» Challenge:
Leave out the pictures and restate the rest of the data exactly.

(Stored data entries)
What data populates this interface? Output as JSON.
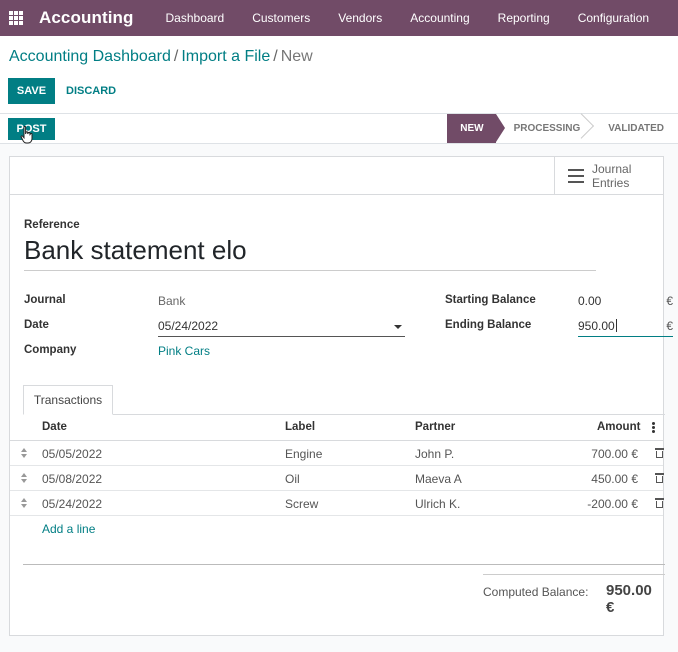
{
  "navbar": {
    "brand": "Accounting",
    "menu": [
      "Dashboard",
      "Customers",
      "Vendors",
      "Accounting",
      "Reporting",
      "Configuration"
    ]
  },
  "breadcrumb": {
    "items": [
      "Accounting Dashboard",
      "Import a File"
    ],
    "current": "New"
  },
  "toolbar": {
    "save_label": "SAVE",
    "discard_label": "DISCARD"
  },
  "statusbar": {
    "post_label": "POST",
    "stages": [
      "NEW",
      "PROCESSING",
      "VALIDATED"
    ],
    "active_stage": "NEW"
  },
  "smart_button": {
    "line1": "Journal",
    "line2": "Entries"
  },
  "form": {
    "reference_label": "Reference",
    "reference_value": "Bank statement elo",
    "journal_label": "Journal",
    "journal_value": "Bank",
    "date_label": "Date",
    "date_value": "05/24/2022",
    "company_label": "Company",
    "company_value": "Pink Cars",
    "starting_balance_label": "Starting Balance",
    "starting_balance_value": "0.00",
    "ending_balance_label": "Ending Balance",
    "ending_balance_value": "950.00",
    "currency": "€"
  },
  "tabs": [
    "Transactions"
  ],
  "table": {
    "columns": [
      "Date",
      "Label",
      "Partner",
      "Amount"
    ],
    "rows": [
      {
        "date": "05/05/2022",
        "label": "Engine",
        "partner": "John P.",
        "amount": "700.00 €"
      },
      {
        "date": "05/08/2022",
        "label": "Oil",
        "partner": "Maeva A",
        "amount": "450.00 €"
      },
      {
        "date": "05/24/2022",
        "label": "Screw",
        "partner": "Ulrich K.",
        "amount": "-200.00 €"
      }
    ],
    "add_line_label": "Add a line"
  },
  "computed_balance": {
    "label": "Computed Balance:",
    "value": "950.00 €"
  },
  "colors": {
    "brand": "#714b67",
    "accent": "#017e84"
  }
}
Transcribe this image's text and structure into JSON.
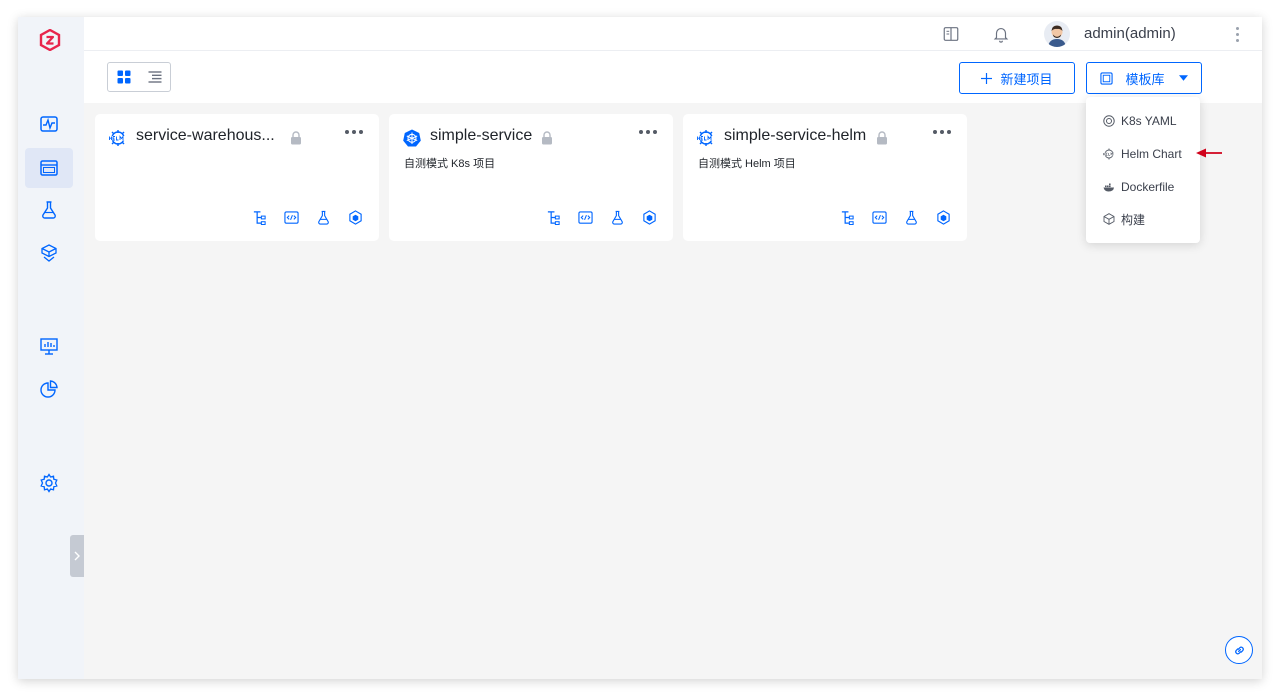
{
  "colors": {
    "accent": "#0066ff",
    "logo": "#e8254c",
    "annotation_arrow": "#d0021b"
  },
  "header": {
    "username": "admin(admin)",
    "icons": [
      "doc-icon",
      "bell-icon",
      "avatar",
      "more-vert-icon"
    ]
  },
  "toolbar": {
    "new_project_label": "新建项目",
    "template_library_label": "模板库",
    "view_modes": [
      "grid-view-icon",
      "list-view-icon"
    ],
    "active_view": "grid"
  },
  "sidebar": {
    "items": [
      "monitor-icon",
      "project-icon",
      "test-icon",
      "delivery-icon",
      "dashboard-icon",
      "analytics-icon",
      "settings-icon"
    ],
    "active": "project-icon"
  },
  "projects": [
    {
      "title": "service-warehous...",
      "description": "",
      "type_icon": "helm-icon",
      "locked": true
    },
    {
      "title": "simple-service",
      "description": "自测模式 K8s 项目",
      "type_icon": "k8s-icon",
      "locked": true
    },
    {
      "title": "simple-service-helm",
      "description": "自测模式 Helm 项目",
      "type_icon": "helm-icon",
      "locked": true
    }
  ],
  "template_menu": {
    "items": [
      {
        "label": "K8s YAML",
        "icon": "k8s-yaml-icon"
      },
      {
        "label": "Helm Chart",
        "icon": "helm-chart-icon"
      },
      {
        "label": "Dockerfile",
        "icon": "docker-icon"
      },
      {
        "label": "构建",
        "icon": "build-icon"
      }
    ],
    "highlighted": "Helm Chart"
  }
}
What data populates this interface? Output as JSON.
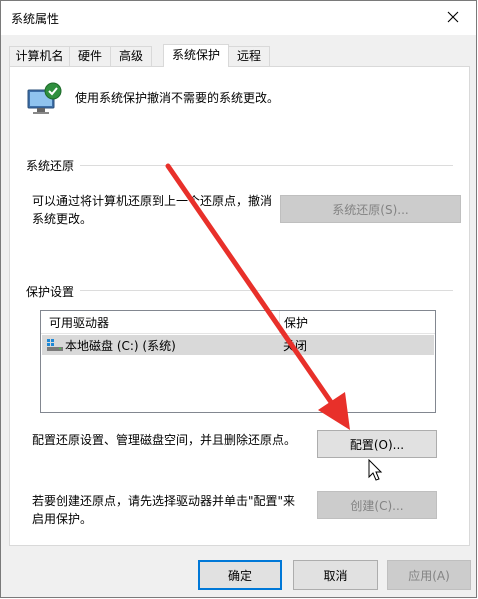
{
  "window": {
    "title": "系统属性"
  },
  "tabs": [
    {
      "label": "计算机名"
    },
    {
      "label": "硬件"
    },
    {
      "label": "高级"
    },
    {
      "label": "系统保护",
      "active": true
    },
    {
      "label": "远程"
    }
  ],
  "panel": {
    "description": "使用系统保护撤消不需要的系统更改。",
    "restore_group": {
      "title": "系统还原",
      "text_line1": "可以通过将计算机还原到上一个还原点，撤消",
      "text_line2": "系统更改。",
      "button": "系统还原(S)..."
    },
    "protection_group": {
      "title": "保护设置",
      "columns": [
        "可用驱动器",
        "保护"
      ],
      "rows": [
        {
          "drive": "本地磁盘 (C:) (系统)",
          "protection": "关闭"
        }
      ],
      "configure_text": "配置还原设置、管理磁盘空间，并且删除还原点。",
      "configure_button": "配置(O)...",
      "create_text_line1": "若要创建还原点，请先选择驱动器并单击\"配置\"来",
      "create_text_line2": "启用保护。",
      "create_button": "创建(C)..."
    }
  },
  "footer": {
    "ok": "确定",
    "cancel": "取消",
    "apply": "应用(A)"
  },
  "colors": {
    "annotation_arrow": "#e8302a",
    "focus_border": "#0078d7"
  }
}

» The reply:
What data populates this interface? Output as JSON.
{
  "navbar": {
    "brand": "Accounting",
    "menu": [
      "Dashboard",
      "Customers",
      "Vendors",
      "Accounting",
      "Reporting",
      "Configuration"
    ]
  },
  "breadcrumb": {
    "items": [
      "Accounting Dashboard",
      "Import a File"
    ],
    "current": "New"
  },
  "toolbar": {
    "save_label": "SAVE",
    "discard_label": "DISCARD"
  },
  "statusbar": {
    "post_label": "POST",
    "stages": [
      "NEW",
      "PROCESSING",
      "VALIDATED"
    ],
    "active_stage": "NEW"
  },
  "smart_button": {
    "line1": "Journal",
    "line2": "Entries"
  },
  "form": {
    "reference_label": "Reference",
    "reference_value": "Bank statement elo",
    "journal_label": "Journal",
    "journal_value": "Bank",
    "date_label": "Date",
    "date_value": "05/24/2022",
    "company_label": "Company",
    "company_value": "Pink Cars",
    "starting_balance_label": "Starting Balance",
    "starting_balance_value": "0.00",
    "ending_balance_label": "Ending Balance",
    "ending_balance_value": "950.00",
    "currency": "€"
  },
  "tabs": [
    "Transactions"
  ],
  "table": {
    "columns": [
      "Date",
      "Label",
      "Partner",
      "Amount"
    ],
    "rows": [
      {
        "date": "05/05/2022",
        "label": "Engine",
        "partner": "John P.",
        "amount": "700.00 €"
      },
      {
        "date": "05/08/2022",
        "label": "Oil",
        "partner": "Maeva A",
        "amount": "450.00 €"
      },
      {
        "date": "05/24/2022",
        "label": "Screw",
        "partner": "Ulrich K.",
        "amount": "-200.00 €"
      }
    ],
    "add_line_label": "Add a line"
  },
  "computed_balance": {
    "label": "Computed Balance:",
    "value": "950.00 €"
  },
  "colors": {
    "brand": "#714b67",
    "accent": "#017e84"
  }
}
Transcribe this image's text and structure into JSON.
{
  "colors": {
    "accent": "#0066ff",
    "logo": "#e8254c",
    "annotation_arrow": "#d0021b"
  },
  "header": {
    "username": "admin(admin)",
    "icons": [
      "doc-icon",
      "bell-icon",
      "avatar",
      "more-vert-icon"
    ]
  },
  "toolbar": {
    "new_project_label": "新建项目",
    "template_library_label": "模板库",
    "view_modes": [
      "grid-view-icon",
      "list-view-icon"
    ],
    "active_view": "grid"
  },
  "sidebar": {
    "items": [
      "monitor-icon",
      "project-icon",
      "test-icon",
      "delivery-icon",
      "dashboard-icon",
      "analytics-icon",
      "settings-icon"
    ],
    "active": "project-icon"
  },
  "projects": [
    {
      "title": "service-warehous...",
      "description": "",
      "type_icon": "helm-icon",
      "locked": true
    },
    {
      "title": "simple-service",
      "description": "自测模式 K8s 项目",
      "type_icon": "k8s-icon",
      "locked": true
    },
    {
      "title": "simple-service-helm",
      "description": "自测模式 Helm 项目",
      "type_icon": "helm-icon",
      "locked": true
    }
  ],
  "template_menu": {
    "items": [
      {
        "label": "K8s YAML",
        "icon": "k8s-yaml-icon"
      },
      {
        "label": "Helm Chart",
        "icon": "helm-chart-icon"
      },
      {
        "label": "Dockerfile",
        "icon": "docker-icon"
      },
      {
        "label": "构建",
        "icon": "build-icon"
      }
    ],
    "highlighted": "Helm Chart"
  }
}
What data populates this interface? Output as JSON.
{
  "window": {
    "title": "系统属性"
  },
  "tabs": [
    {
      "label": "计算机名"
    },
    {
      "label": "硬件"
    },
    {
      "label": "高级"
    },
    {
      "label": "系统保护",
      "active": true
    },
    {
      "label": "远程"
    }
  ],
  "panel": {
    "description": "使用系统保护撤消不需要的系统更改。",
    "restore_group": {
      "title": "系统还原",
      "text_line1": "可以通过将计算机还原到上一个还原点，撤消",
      "text_line2": "系统更改。",
      "button": "系统还原(S)..."
    },
    "protection_group": {
      "title": "保护设置",
      "columns": [
        "可用驱动器",
        "保护"
      ],
      "rows": [
        {
          "drive": "本地磁盘 (C:) (系统)",
          "protection": "关闭"
        }
      ],
      "configure_text": "配置还原设置、管理磁盘空间，并且删除还原点。",
      "configure_button": "配置(O)...",
      "create_text_line1": "若要创建还原点，请先选择驱动器并单击\"配置\"来",
      "create_text_line2": "启用保护。",
      "create_button": "创建(C)..."
    }
  },
  "footer": {
    "ok": "确定",
    "cancel": "取消",
    "apply": "应用(A)"
  },
  "colors": {
    "annotation_arrow": "#e8302a",
    "focus_border": "#0078d7"
  }
}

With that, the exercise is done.